YOUR INSTRUCTIONS: Copy each line below exactly and leave the pictures out.

─── DATASET RECORDS

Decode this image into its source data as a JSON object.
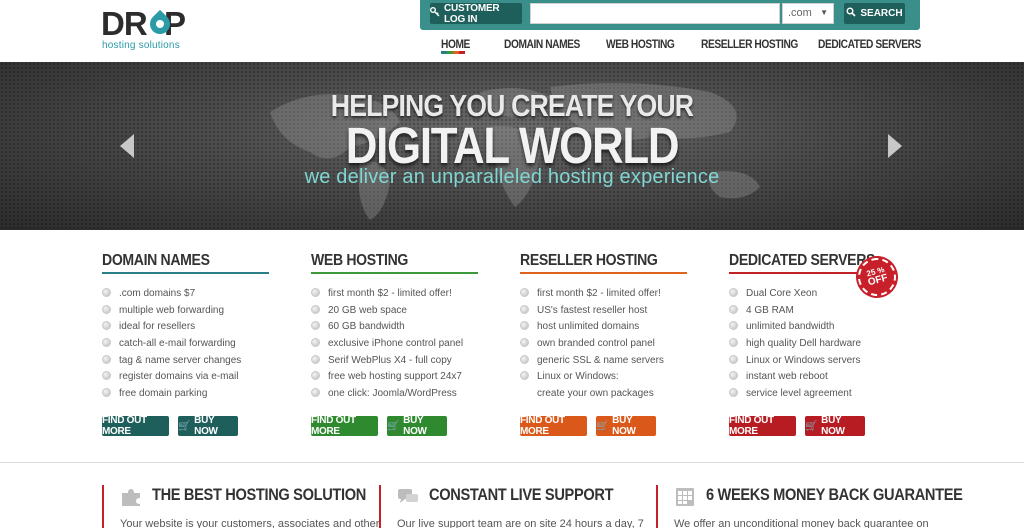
{
  "header": {
    "logo_word": "DROP",
    "logo_sub": "hosting solutions",
    "login_label": "CUSTOMER LOG IN",
    "domain_value": "",
    "domain_placeholder": "",
    "tld_selected": ".com",
    "search_label": "SEARCH"
  },
  "nav": [
    {
      "label": "HOME"
    },
    {
      "label": "DOMAIN NAMES"
    },
    {
      "label": "WEB HOSTING"
    },
    {
      "label": "RESELLER HOSTING"
    },
    {
      "label": "DEDICATED SERVERS"
    }
  ],
  "hero": {
    "title_line1": "HELPING YOU CREATE YOUR",
    "title_line2": "DIGITAL WORLD",
    "subtitle": "we deliver an unparalleled hosting experience"
  },
  "columns": [
    {
      "title": "DOMAIN NAMES",
      "color": "#2a7f86",
      "items": [
        ".com domains $7",
        "multiple web forwarding",
        "ideal for resellers",
        "catch-all e-mail forwarding",
        "tag & name server changes",
        "register domains via e-mail",
        "free domain parking"
      ],
      "more_label": "FIND OUT MORE",
      "buy_label": "BUY NOW"
    },
    {
      "title": "WEB HOSTING",
      "color": "#3a9a3a",
      "items": [
        "first month $2 - limited offer!",
        "20 GB web space",
        "60 GB bandwidth",
        "exclusive iPhone control panel",
        "Serif WebPlus X4 - full copy",
        "free web hosting support 24x7",
        "one click: Joomla/WordPress"
      ],
      "more_label": "FIND OUT MORE",
      "buy_label": "BUY NOW"
    },
    {
      "title": "RESELLER HOSTING",
      "color": "#e0621f",
      "items": [
        "first month $2 - limited offer!",
        "US's fastest reseller host",
        "host unlimited domains",
        "own branded control panel",
        "generic SSL & name servers",
        "Linux or Windows:",
        "create your own packages"
      ],
      "more_label": "FIND OUT MORE",
      "buy_label": "BUY NOW"
    },
    {
      "title": "DEDICATED SERVERS",
      "color": "#c21f26",
      "items": [
        "Dual Core Xeon",
        "4 GB RAM",
        "unlimited bandwidth",
        "high quality Dell hardware",
        "Linux or Windows servers",
        "instant web reboot",
        "service level agreement"
      ],
      "more_label": "FIND OUT MORE",
      "buy_label": "BUY NOW"
    }
  ],
  "badge": {
    "line1": "25 %",
    "line2": "OFF"
  },
  "features": [
    {
      "icon": "puzzle-icon",
      "title": "THE BEST HOSTING SOLUTION",
      "text": "Your website is your customers, associates and other"
    },
    {
      "icon": "chat-icon",
      "title": "CONSTANT LIVE SUPPORT",
      "text": "Our live support team are on site 24 hours a day, 7"
    },
    {
      "icon": "calendar-icon",
      "title": "6 WEEKS MONEY BACK GUARANTEE",
      "text": "We offer an unconditional money back guarantee on"
    }
  ],
  "colors": {
    "teal": "#3a8f8a",
    "teal_dark": "#1f5f5b",
    "accent_red": "#c8202a"
  }
}
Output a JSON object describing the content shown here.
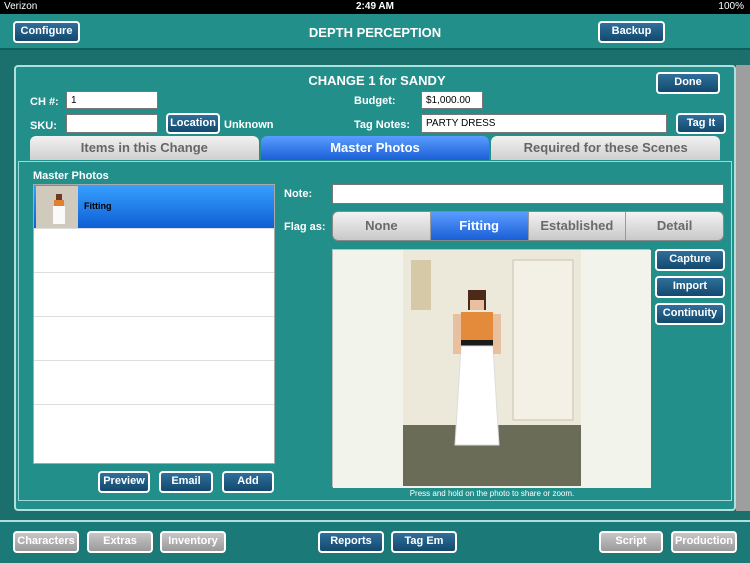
{
  "status": {
    "carrier": "Verizon",
    "time": "2:49 AM",
    "battery": "100%"
  },
  "app": {
    "title": "DEPTH PERCEPTION",
    "configure": "Configure",
    "backup": "Backup"
  },
  "modal": {
    "title": "CHANGE 1 for SANDY",
    "done": "Done",
    "ch_label": "CH #:",
    "ch_value": "1",
    "budget_label": "Budget:",
    "budget_value": "$1,000.00",
    "sku_label": "SKU:",
    "sku_value": "",
    "location_btn": "Location",
    "location_value": "Unknown",
    "tagnotes_label": "Tag Notes:",
    "tagnotes_value": "PARTY DRESS",
    "tagit": "Tag It"
  },
  "tabs": [
    {
      "label": "Items in this Change",
      "active": false
    },
    {
      "label": "Master Photos",
      "active": true
    },
    {
      "label": "Required for these Scenes",
      "active": false
    }
  ],
  "master": {
    "header": "Master Photos",
    "items": [
      {
        "label": "Fitting",
        "selected": true
      }
    ],
    "preview": "Preview",
    "email": "Email",
    "add": "Add"
  },
  "details": {
    "note_label": "Note:",
    "note_value": "",
    "flag_label": "Flag as:",
    "flags": [
      "None",
      "Fitting",
      "Established",
      "Detail"
    ],
    "flag_selected": "Fitting",
    "capture": "Capture",
    "import": "Import",
    "continuity": "Continuity",
    "photo_hint": "Press and hold on the photo to share or zoom."
  },
  "bottom": {
    "characters": "Characters",
    "extras": "Extras",
    "inventory": "Inventory",
    "reports": "Reports",
    "tagem": "Tag Em",
    "script": "Script",
    "production": "Production"
  }
}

──────

OUTPUT:
Decode this image into its source data as a JSON object.
{
  "header": {
    "logo_word": "DROP",
    "logo_sub": "hosting solutions",
    "login_label": "CUSTOMER LOG IN",
    "domain_value": "",
    "domain_placeholder": "",
    "tld_selected": ".com",
    "search_label": "SEARCH"
  },
  "nav": [
    {
      "label": "HOME"
    },
    {
      "label": "DOMAIN NAMES"
    },
    {
      "label": "WEB HOSTING"
    },
    {
      "label": "RESELLER HOSTING"
    },
    {
      "label": "DEDICATED SERVERS"
    }
  ],
  "hero": {
    "title_line1": "HELPING YOU CREATE YOUR",
    "title_line2": "DIGITAL WORLD",
    "subtitle": "we deliver an unparalleled hosting experience"
  },
  "columns": [
    {
      "title": "DOMAIN NAMES",
      "color": "#2a7f86",
      "items": [
        ".com domains $7",
        "multiple web forwarding",
        "ideal for resellers",
        "catch-all e-mail forwarding",
        "tag & name server changes",
        "register domains via e-mail",
        "free domain parking"
      ],
      "more_label": "FIND OUT MORE",
      "buy_label": "BUY NOW"
    },
    {
      "title": "WEB HOSTING",
      "color": "#3a9a3a",
      "items": [
        "first month $2 - limited offer!",
        "20 GB web space",
        "60 GB bandwidth",
        "exclusive iPhone control panel",
        "Serif WebPlus X4 - full copy",
        "free web hosting support 24x7",
        "one click: Joomla/WordPress"
      ],
      "more_label": "FIND OUT MORE",
      "buy_label": "BUY NOW"
    },
    {
      "title": "RESELLER HOSTING",
      "color": "#e0621f",
      "items": [
        "first month $2 - limited offer!",
        "US's fastest reseller host",
        "host unlimited domains",
        "own branded control panel",
        "generic SSL & name servers",
        "Linux or Windows:",
        "create your own packages"
      ],
      "more_label": "FIND OUT MORE",
      "buy_label": "BUY NOW"
    },
    {
      "title": "DEDICATED SERVERS",
      "color": "#c21f26",
      "items": [
        "Dual Core Xeon",
        "4 GB RAM",
        "unlimited bandwidth",
        "high quality Dell hardware",
        "Linux or Windows servers",
        "instant web reboot",
        "service level agreement"
      ],
      "more_label": "FIND OUT MORE",
      "buy_label": "BUY NOW"
    }
  ],
  "badge": {
    "line1": "25 %",
    "line2": "OFF"
  },
  "features": [
    {
      "icon": "puzzle-icon",
      "title": "THE BEST HOSTING SOLUTION",
      "text": "Your website is your customers, associates and other"
    },
    {
      "icon": "chat-icon",
      "title": "CONSTANT LIVE SUPPORT",
      "text": "Our live support team are on site 24 hours a day, 7"
    },
    {
      "icon": "calendar-icon",
      "title": "6 WEEKS MONEY BACK GUARANTEE",
      "text": "We offer an unconditional money back guarantee on"
    }
  ],
  "colors": {
    "teal": "#3a8f8a",
    "teal_dark": "#1f5f5b",
    "accent_red": "#c8202a"
  }
}
Output a JSON object describing the content shown here.
{
  "status": {
    "carrier": "Verizon",
    "time": "2:49 AM",
    "battery": "100%"
  },
  "app": {
    "title": "DEPTH PERCEPTION",
    "configure": "Configure",
    "backup": "Backup"
  },
  "modal": {
    "title": "CHANGE 1 for SANDY",
    "done": "Done",
    "ch_label": "CH #:",
    "ch_value": "1",
    "budget_label": "Budget:",
    "budget_value": "$1,000.00",
    "sku_label": "SKU:",
    "sku_value": "",
    "location_btn": "Location",
    "location_value": "Unknown",
    "tagnotes_label": "Tag Notes:",
    "tagnotes_value": "PARTY DRESS",
    "tagit": "Tag It"
  },
  "tabs": [
    {
      "label": "Items in this Change",
      "active": false
    },
    {
      "label": "Master Photos",
      "active": true
    },
    {
      "label": "Required for these Scenes",
      "active": false
    }
  ],
  "master": {
    "header": "Master Photos",
    "items": [
      {
        "label": "Fitting",
        "selected": true
      }
    ],
    "preview": "Preview",
    "email": "Email",
    "add": "Add"
  },
  "details": {
    "note_label": "Note:",
    "note_value": "",
    "flag_label": "Flag as:",
    "flags": [
      "None",
      "Fitting",
      "Established",
      "Detail"
    ],
    "flag_selected": "Fitting",
    "capture": "Capture",
    "import": "Import",
    "continuity": "Continuity",
    "photo_hint": "Press and hold on the photo to share or zoom."
  },
  "bottom": {
    "characters": "Characters",
    "extras": "Extras",
    "inventory": "Inventory",
    "reports": "Reports",
    "tagem": "Tag Em",
    "script": "Script",
    "production": "Production"
  }
}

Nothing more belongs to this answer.